(Saved entries)
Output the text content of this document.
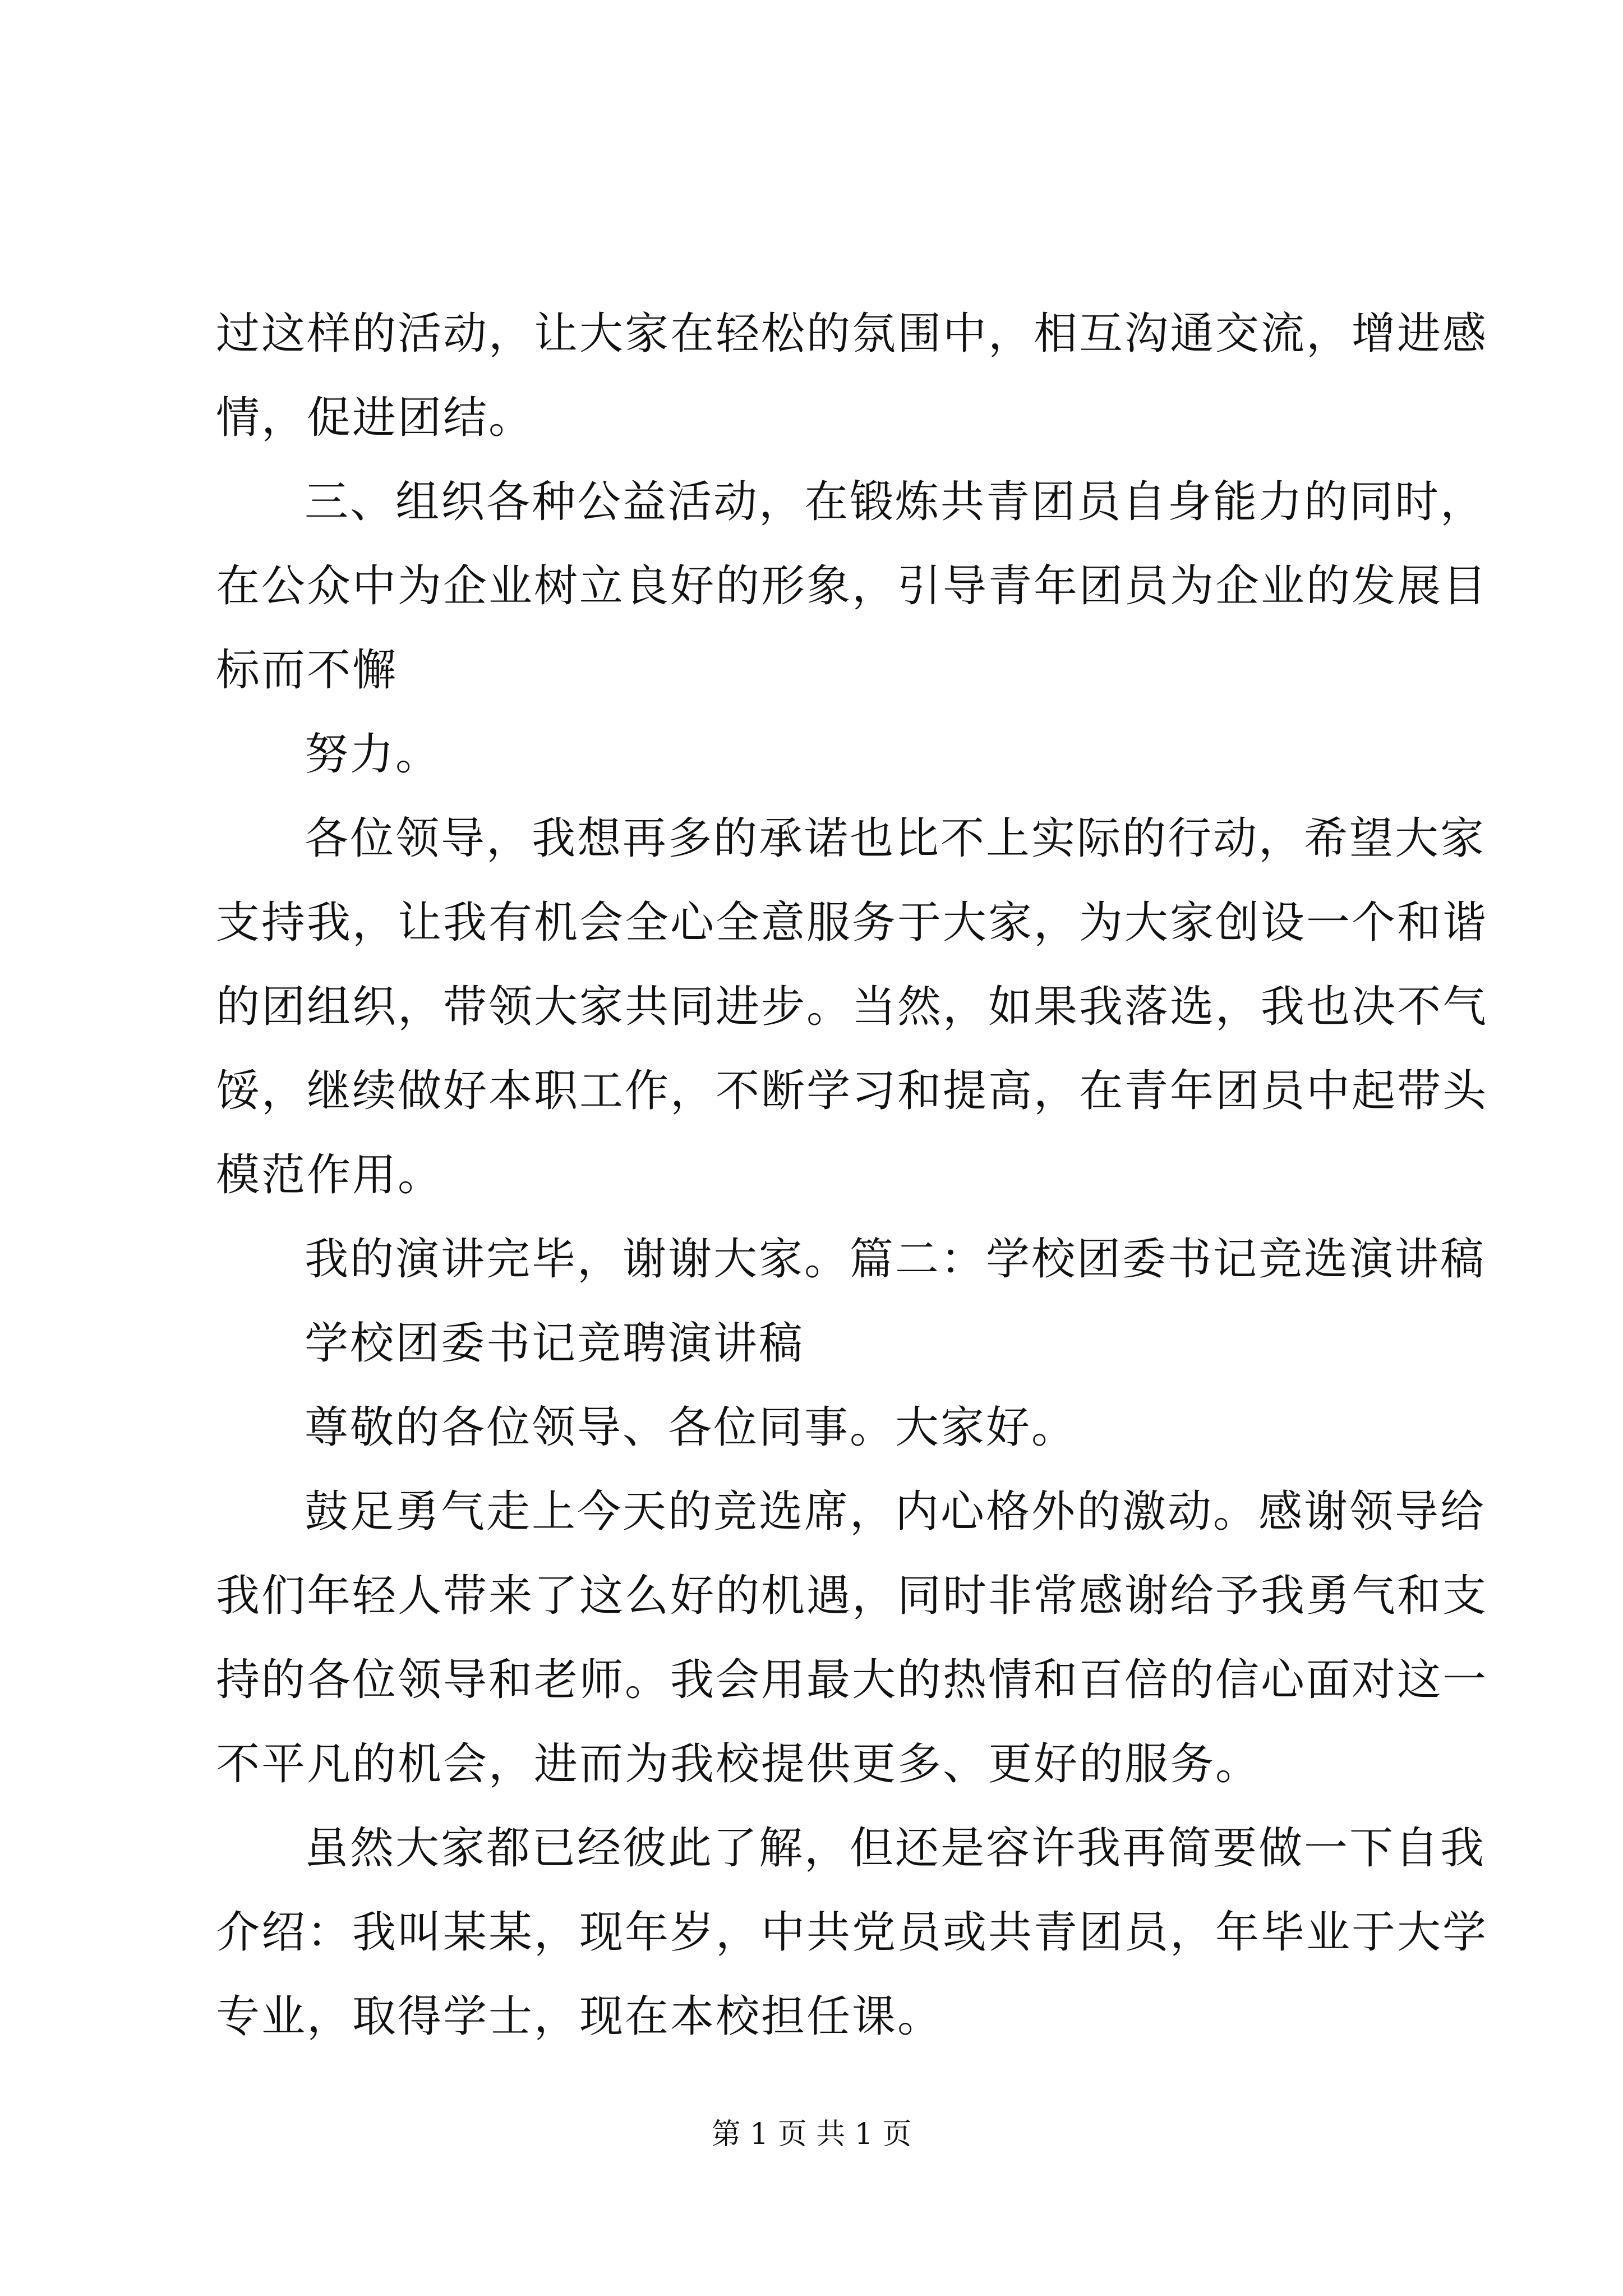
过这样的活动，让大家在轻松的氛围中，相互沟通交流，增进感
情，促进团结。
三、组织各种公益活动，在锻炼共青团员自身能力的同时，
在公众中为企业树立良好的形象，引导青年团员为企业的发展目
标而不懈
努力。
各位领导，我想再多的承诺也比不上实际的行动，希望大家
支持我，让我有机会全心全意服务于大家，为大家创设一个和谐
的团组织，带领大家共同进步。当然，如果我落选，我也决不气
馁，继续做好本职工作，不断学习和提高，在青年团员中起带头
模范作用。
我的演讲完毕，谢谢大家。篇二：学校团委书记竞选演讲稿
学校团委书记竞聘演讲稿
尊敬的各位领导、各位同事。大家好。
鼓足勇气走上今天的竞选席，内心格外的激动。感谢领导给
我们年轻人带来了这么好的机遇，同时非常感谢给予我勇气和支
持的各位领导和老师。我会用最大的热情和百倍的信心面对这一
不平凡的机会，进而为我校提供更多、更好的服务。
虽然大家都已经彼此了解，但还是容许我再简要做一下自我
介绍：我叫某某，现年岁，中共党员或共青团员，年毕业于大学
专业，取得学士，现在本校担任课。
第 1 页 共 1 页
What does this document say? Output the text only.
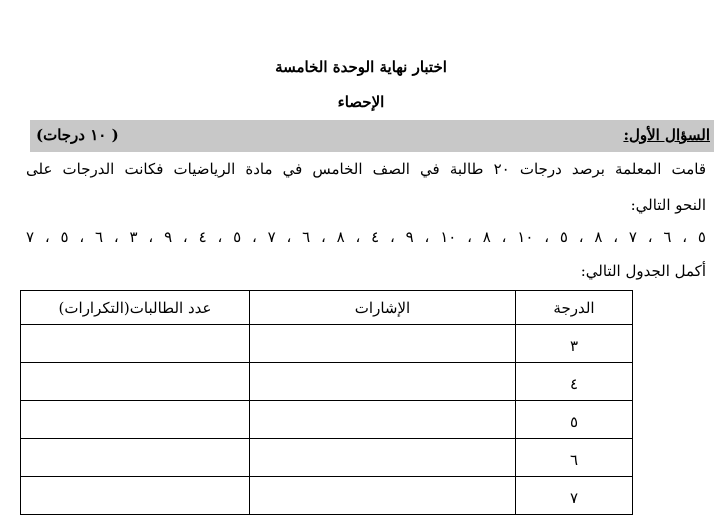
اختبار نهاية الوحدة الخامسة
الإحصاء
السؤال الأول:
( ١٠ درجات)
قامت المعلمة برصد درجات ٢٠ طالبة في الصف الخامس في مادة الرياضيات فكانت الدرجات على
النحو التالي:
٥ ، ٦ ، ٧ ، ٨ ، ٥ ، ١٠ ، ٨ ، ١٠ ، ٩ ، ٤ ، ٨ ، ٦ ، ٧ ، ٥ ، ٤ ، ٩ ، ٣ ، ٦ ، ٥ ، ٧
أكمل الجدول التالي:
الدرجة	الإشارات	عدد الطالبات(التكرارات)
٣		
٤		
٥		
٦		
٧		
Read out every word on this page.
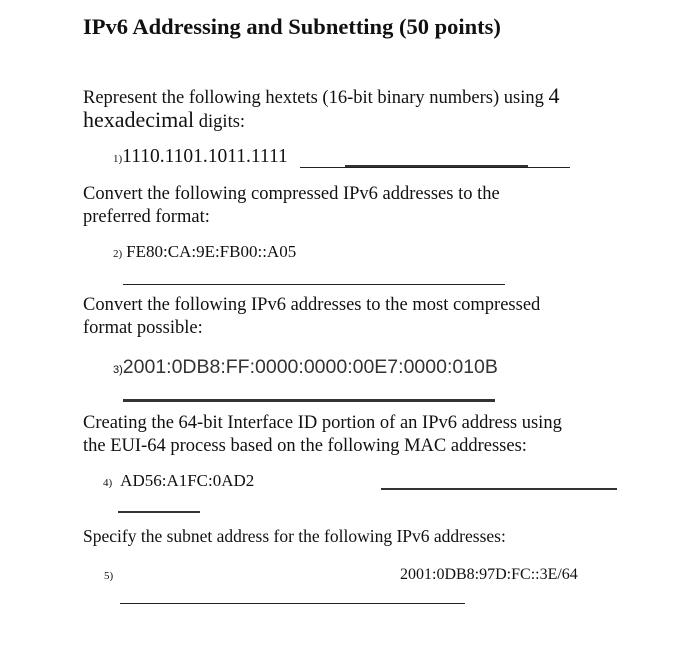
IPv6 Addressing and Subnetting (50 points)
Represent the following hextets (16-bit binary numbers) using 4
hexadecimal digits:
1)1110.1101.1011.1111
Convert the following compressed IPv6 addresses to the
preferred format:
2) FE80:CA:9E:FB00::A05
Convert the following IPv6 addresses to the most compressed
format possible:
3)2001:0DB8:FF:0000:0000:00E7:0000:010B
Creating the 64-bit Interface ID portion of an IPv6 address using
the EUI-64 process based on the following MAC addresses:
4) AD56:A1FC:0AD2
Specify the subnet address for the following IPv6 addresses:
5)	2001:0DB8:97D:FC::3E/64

* [TO DO] Point out every line holding the string "Output" and copy it.

* [EXERCISE RESPONSE]
Output the text content of this document.
What does this document say? Output the text only.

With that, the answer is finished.